» Objectif 1
Relevez toutes les personnes désignées par leur nom dans l'extrait de page.

» Extrait de page
+++

Statue : le conscrit de l'École polytechnique

Les polytechniciens morts dans les guerres

Dossier : Le Grand Magnan 2017Magazine N°727 Septembre 2017
Par Hubert LÉVY-LAMBERT (53)

Le prix Nobel de la paix a été attri­bué à l’Union euro­péenne en 2012. Il s’agissait d’un non-évé­ne­ment pour une majo­ri­té de Fran­çais, qui vivent en paix depuis plus d’un demi-siècle. 

Quand ils entendent par­ler de guerre, il s’agit le plus sou­vent de conflits loin­tains qui les touchent peu, même si les récents atten­tats qui ont ensan­glan­té Paris ou Nice ne sont pas sans lien avec ces conflits. 

“ Il était difficilement envisageable de transférer le monument de la Montagne à Palaiseau ”

Ou alors il s’agit de ce que Ber­nard Esam­bert (54) appelle la « guerre éco­no­mique », qui est certes féroce mais ne fait pas cou­ler de sang, contrai­re­ment aux guerres qui ont jalon­né l’histoire de la France au cours des deux siècles écou­lés depuis la créa­tion de l’École.

Et quand on parle aujourd’hui de « mobi­li­sa­tion », il s’agit de dyna­mi­ser les éner­gies pour un sur­saut néces­saire pour redres­ser l’économie de la France mais pas de la « mobi­li­sa­tion géné­rale » par voie d’affiches et de toc­sin qu’ont connue nos anciens pour défendre leur pays. 

UN VŒU À MOITIÉ SATISFAIT

Dans une remar­quable série d’articles consa­crés aux poly­tech­ni­ciens tom­bés au com­bat, Paul Tuf­frau (1887−1973), pro­fes­seur d’histoire et de lit­té­ra­ture à l’X jusqu’en 1958, écri­vait ceci en 1954 : « Le géné­ral Gus­tave Bor­gnis-Des­bordes (1859), pré­sident de la SAS1, déplo­rait devant l’assemblée géné­rale de 1892 qu’aucune ins­crip­tion ne rap­pe­lait ceux d’entre nous qui ont été tués à l’ennemi.

“ Établir un recensement exhaustif des polytechniciens morts pour la Patrie depuis 1794 ”

+++

» Objectif 2
Recopiez les enregistrements en commençant à leur début et en terminant à la ligne qui contient « fraction-denominator: Total equity » incluse. Remplacez « bounding box » par « cadre de délimitation » sans rien modifier d'autre.

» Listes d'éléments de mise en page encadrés
+++

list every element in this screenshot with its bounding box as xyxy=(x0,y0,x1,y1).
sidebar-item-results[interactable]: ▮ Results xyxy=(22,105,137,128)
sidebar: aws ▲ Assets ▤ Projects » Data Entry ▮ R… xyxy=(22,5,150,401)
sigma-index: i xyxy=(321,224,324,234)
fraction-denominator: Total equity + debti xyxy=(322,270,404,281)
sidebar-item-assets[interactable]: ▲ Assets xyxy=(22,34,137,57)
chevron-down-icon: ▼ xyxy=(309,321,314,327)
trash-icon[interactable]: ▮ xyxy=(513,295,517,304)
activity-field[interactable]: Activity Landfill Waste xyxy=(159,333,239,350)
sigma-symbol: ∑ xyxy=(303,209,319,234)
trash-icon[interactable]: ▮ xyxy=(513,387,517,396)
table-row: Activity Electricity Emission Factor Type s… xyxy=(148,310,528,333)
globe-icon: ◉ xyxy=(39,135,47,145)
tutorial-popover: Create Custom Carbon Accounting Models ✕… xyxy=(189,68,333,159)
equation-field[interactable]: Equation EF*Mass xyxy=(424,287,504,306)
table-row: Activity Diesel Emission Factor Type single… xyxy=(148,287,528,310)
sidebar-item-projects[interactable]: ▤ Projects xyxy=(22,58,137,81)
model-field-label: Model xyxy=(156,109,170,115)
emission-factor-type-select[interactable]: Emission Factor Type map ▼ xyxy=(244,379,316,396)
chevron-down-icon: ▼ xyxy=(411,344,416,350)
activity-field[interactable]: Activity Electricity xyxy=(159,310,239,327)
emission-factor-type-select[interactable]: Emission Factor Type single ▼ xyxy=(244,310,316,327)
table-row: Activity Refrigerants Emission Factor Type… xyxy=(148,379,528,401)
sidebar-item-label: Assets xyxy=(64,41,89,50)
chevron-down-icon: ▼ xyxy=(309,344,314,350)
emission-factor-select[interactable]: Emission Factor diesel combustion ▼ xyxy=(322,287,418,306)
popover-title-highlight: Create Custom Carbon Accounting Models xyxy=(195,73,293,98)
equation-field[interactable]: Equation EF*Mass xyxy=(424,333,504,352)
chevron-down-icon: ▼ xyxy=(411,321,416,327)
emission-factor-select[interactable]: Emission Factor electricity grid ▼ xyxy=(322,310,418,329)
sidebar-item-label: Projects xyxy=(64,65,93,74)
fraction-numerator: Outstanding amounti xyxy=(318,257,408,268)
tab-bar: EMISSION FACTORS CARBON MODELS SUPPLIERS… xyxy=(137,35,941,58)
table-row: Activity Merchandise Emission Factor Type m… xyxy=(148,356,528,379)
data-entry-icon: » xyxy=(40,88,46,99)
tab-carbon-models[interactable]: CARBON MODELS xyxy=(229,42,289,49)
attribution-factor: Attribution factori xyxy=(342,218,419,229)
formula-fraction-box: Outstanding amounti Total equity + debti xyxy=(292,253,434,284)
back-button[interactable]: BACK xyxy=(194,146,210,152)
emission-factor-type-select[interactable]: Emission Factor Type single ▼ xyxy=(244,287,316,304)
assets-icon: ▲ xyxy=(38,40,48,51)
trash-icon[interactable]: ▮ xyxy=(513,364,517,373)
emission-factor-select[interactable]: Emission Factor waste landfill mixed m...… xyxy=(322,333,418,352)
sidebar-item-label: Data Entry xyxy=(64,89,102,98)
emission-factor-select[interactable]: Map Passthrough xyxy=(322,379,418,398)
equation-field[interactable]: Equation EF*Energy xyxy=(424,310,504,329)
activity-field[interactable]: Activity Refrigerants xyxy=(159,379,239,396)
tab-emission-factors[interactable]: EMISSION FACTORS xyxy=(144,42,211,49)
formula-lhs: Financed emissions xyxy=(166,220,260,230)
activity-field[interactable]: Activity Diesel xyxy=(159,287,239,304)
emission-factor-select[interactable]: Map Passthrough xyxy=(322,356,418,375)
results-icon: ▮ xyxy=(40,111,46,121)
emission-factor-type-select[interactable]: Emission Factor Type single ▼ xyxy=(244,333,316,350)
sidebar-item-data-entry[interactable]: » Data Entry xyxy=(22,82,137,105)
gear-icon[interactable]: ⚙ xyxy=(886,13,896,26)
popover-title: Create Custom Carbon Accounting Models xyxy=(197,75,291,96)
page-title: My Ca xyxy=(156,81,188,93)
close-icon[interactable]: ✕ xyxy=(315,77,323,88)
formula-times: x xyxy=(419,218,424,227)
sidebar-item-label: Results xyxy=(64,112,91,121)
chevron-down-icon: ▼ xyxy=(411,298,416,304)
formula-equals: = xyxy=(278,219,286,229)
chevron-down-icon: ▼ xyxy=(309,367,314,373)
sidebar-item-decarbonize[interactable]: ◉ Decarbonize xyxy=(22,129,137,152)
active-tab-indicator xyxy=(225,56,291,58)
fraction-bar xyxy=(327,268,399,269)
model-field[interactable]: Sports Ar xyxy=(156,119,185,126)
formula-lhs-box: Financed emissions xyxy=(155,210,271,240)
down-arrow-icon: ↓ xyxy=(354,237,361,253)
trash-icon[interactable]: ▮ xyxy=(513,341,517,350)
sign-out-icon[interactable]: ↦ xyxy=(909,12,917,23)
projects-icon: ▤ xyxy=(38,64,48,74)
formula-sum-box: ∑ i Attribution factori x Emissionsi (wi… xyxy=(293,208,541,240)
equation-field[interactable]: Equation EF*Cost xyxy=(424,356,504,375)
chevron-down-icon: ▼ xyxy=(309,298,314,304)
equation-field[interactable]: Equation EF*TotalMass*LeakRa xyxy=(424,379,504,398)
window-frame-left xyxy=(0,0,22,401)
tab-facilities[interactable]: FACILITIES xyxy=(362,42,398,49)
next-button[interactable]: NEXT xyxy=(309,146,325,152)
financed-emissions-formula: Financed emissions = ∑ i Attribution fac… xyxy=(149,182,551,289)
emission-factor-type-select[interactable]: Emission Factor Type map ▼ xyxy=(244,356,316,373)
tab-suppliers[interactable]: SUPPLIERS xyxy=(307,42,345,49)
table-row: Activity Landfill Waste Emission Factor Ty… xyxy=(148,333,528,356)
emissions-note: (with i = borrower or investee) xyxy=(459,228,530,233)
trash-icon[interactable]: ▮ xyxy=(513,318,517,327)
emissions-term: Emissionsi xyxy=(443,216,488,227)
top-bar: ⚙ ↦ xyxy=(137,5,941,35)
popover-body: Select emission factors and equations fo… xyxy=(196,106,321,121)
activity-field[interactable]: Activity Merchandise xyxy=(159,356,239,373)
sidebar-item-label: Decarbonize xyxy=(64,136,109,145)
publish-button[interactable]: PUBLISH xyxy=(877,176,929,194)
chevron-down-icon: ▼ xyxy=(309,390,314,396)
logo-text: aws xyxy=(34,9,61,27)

+++

» Solution détaillée 1
Hubert Lévy-Lambert
Bernard Esambert
Paul Tuffrau
Gustave Borgnis-Desbordes

» Solution détaillée 2
list every element in this screenshot with its cadre de délimitation as xyxy=(x0,y0,x1,y1).
sidebar-item-results[interactable]: ▮ Results xyxy=(22,105,137,128)
sidebar: aws ▲ Assets ▤ Projects » Data Entry ▮ R… xyxy=(22,5,150,401)
sigma-index: i xyxy=(321,224,324,234)
fraction-denominator: Total equity + debti xyxy=(322,270,404,281)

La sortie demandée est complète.